WORK INSTRUCTIONS
From the material below, list every line containing "arcsec".

Rows from a figure dataset:
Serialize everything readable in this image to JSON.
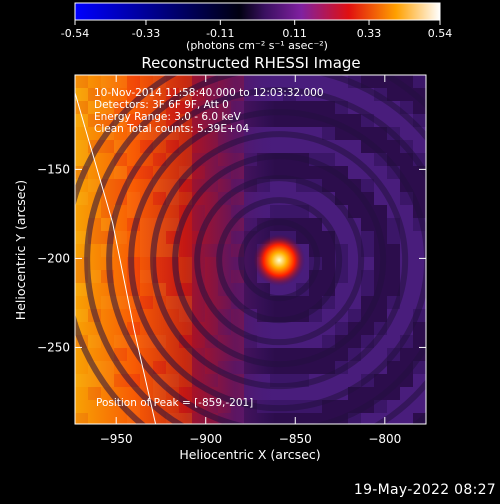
{
  "colorbar": {
    "ticks": [
      "-0.54",
      "-0.33",
      "-0.11",
      "0.11",
      "0.33",
      "0.54"
    ],
    "tick_values": [
      -0.54,
      -0.33,
      -0.11,
      0.11,
      0.33,
      0.54
    ],
    "range": [
      -0.54,
      0.54
    ],
    "units": "(photons cm⁻² s⁻¹ asec⁻²)",
    "stops": [
      "#0000ff",
      "#000000",
      "#8a2be2",
      "#ff0000",
      "#ffd700",
      "#ffffff"
    ]
  },
  "chart_data": {
    "type": "heatmap",
    "title": "Reconstructed RHESSI Image",
    "xlabel": "Heliocentric X (arcsec)",
    "ylabel": "Heliocentric Y (arcsec)",
    "xlim": [
      -973,
      -777
    ],
    "ylim": [
      -293,
      -97
    ],
    "xticks": [
      -950,
      -900,
      -850,
      -800
    ],
    "xtick_labels": [
      "−950",
      "−900",
      "−850",
      "−800"
    ],
    "yticks": [
      -150,
      -200,
      -250
    ],
    "ytick_labels": [
      "−150",
      "−200",
      "−250"
    ],
    "peak": {
      "x": -859,
      "y": -201
    },
    "limb": [
      [
        -973,
        -107
      ],
      [
        -952,
        -180
      ],
      [
        -940,
        -240
      ],
      [
        -928,
        -293
      ]
    ],
    "annotations": [
      "10-Nov-2014 11:58:40.000 to 12:03:32.000",
      "Detectors: 3F 6F 9F, Att 0",
      "Energy Range: 3.0 - 6.0 keV",
      "Clean     Total counts: 5.39E+04"
    ],
    "peak_label": "Position of Peak = [-859,-201]"
  },
  "footer": {
    "date": "19-May-2022 08:27"
  }
}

SOLUTION TO THIS TASK
    "xlabel": "Heliocentric X (arcsec)",
    "ylabel": "Heliocentric Y (arcsec)",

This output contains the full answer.